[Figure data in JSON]
■ ■ ■ ■ ■

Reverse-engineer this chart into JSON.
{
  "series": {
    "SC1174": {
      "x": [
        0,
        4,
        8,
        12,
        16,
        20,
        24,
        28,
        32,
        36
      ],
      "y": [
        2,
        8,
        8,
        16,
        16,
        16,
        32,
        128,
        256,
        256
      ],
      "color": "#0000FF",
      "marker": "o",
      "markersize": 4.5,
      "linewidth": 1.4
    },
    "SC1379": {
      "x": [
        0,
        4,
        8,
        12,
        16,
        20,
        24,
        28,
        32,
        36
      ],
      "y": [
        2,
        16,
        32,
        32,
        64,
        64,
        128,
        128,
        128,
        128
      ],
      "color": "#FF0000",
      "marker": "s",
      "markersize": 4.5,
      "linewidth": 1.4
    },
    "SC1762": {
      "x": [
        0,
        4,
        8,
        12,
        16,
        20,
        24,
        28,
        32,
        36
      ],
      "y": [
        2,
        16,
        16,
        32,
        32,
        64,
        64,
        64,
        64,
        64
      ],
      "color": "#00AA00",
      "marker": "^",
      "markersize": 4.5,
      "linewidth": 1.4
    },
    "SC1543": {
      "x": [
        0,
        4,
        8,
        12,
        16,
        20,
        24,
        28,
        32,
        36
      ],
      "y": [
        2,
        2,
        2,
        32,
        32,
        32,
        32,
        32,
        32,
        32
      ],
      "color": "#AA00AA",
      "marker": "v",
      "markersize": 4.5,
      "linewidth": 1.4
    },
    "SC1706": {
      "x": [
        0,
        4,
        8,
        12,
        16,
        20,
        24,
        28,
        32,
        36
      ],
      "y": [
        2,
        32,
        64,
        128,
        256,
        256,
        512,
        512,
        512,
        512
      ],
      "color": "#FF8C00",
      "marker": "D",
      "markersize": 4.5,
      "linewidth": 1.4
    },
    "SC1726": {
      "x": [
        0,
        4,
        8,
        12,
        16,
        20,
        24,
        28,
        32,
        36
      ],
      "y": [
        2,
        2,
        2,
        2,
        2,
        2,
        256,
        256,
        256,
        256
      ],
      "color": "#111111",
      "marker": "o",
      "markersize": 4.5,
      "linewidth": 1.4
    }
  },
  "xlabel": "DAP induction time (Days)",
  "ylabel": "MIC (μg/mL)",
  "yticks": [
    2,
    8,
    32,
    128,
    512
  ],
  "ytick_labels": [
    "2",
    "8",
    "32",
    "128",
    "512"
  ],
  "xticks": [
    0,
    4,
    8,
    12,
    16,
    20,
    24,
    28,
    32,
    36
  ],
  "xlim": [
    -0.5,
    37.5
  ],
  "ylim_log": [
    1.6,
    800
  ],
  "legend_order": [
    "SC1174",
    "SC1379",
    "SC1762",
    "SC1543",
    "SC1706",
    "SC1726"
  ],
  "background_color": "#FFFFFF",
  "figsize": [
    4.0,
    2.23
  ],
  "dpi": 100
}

■ ■ ■ ■ ■

| Exercise details |
Take the lines above and retype all of them exactly.

| Complete response |
Reverse-engineer this chart into JSON.
{
  "series": {
    "SC1174": {
      "x": [
        0,
        4,
        8,
        12,
        16,
        20,
        24,
        28,
        32,
        36
      ],
      "y": [
        2,
        8,
        8,
        16,
        16,
        16,
        32,
        128,
        256,
        256
      ],
      "color": "#0000FF",
      "marker": "o",
      "markersize": 4.5,
      "linewidth": 1.4
    },
    "SC1379": {
      "x": [
        0,
        4,
        8,
        12,
        16,
        20,
        24,
        28,
        32,
        36
      ],
      "y": [
        2,
        16,
        32,
        32,
        64,
        64,
        128,
        128,
        128,
        128
      ],
      "color": "#FF0000",
      "marker": "s",
      "markersize": 4.5,
      "linewidth": 1.4
    },
    "SC1762": {
      "x": [
        0,
        4,
        8,
        12,
        16,
        20,
        24,
        28,
        32,
        36
      ],
      "y": [
        2,
        16,
        16,
        32,
        32,
        64,
        64,
        64,
        64,
        64
      ],
      "color": "#00AA00",
      "marker": "^",
      "markersize": 4.5,
      "linewidth": 1.4
    },
    "SC1543": {
      "x": [
        0,
        4,
        8,
        12,
        16,
        20,
        24,
        28,
        32,
        36
      ],
      "y": [
        2,
        2,
        2,
        32,
        32,
        32,
        32,
        32,
        32,
        32
      ],
      "color": "#AA00AA",
      "marker": "v",
      "markersize": 4.5,
      "linewidth": 1.4
    },
    "SC1706": {
      "x": [
        0,
        4,
        8,
        12,
        16,
        20,
        24,
        28,
        32,
        36
      ],
      "y": [
        2,
        32,
        64,
        128,
        256,
        256,
        512,
        512,
        512,
        512
      ],
      "color": "#FF8C00",
      "marker": "D",
      "markersize": 4.5,
      "linewidth": 1.4
    },
    "SC1726": {
      "x": [
        0,
        4,
        8,
        12,
        16,
        20,
        24,
        28,
        32,
        36
      ],
      "y": [
        2,
        2,
        2,
        2,
        2,
        2,
        256,
        256,
        256,
        256
      ],
      "color": "#111111",
      "marker": "o",
      "markersize": 4.5,
      "linewidth": 1.4
    }
  },
  "xlabel": "DAP induction time (Days)",
  "ylabel": "MIC (μg/mL)",
  "yticks": [
    2,
    8,
    32,
    128,
    512
  ],
  "ytick_labels": [
    "2",
    "8",
    "32",
    "128",
    "512"
  ],
  "xticks": [
    0,
    4,
    8,
    12,
    16,
    20,
    24,
    28,
    32,
    36
  ],
  "xlim": [
    -0.5,
    37.5
  ],
  "ylim_log": [
    1.6,
    800
  ],
  "legend_order": [
    "SC1174",
    "SC1379",
    "SC1762",
    "SC1543",
    "SC1706",
    "SC1726"
  ],
  "background_color": "#FFFFFF",
  "figsize": [
    4.0,
    2.23
  ],
  "dpi": 100
}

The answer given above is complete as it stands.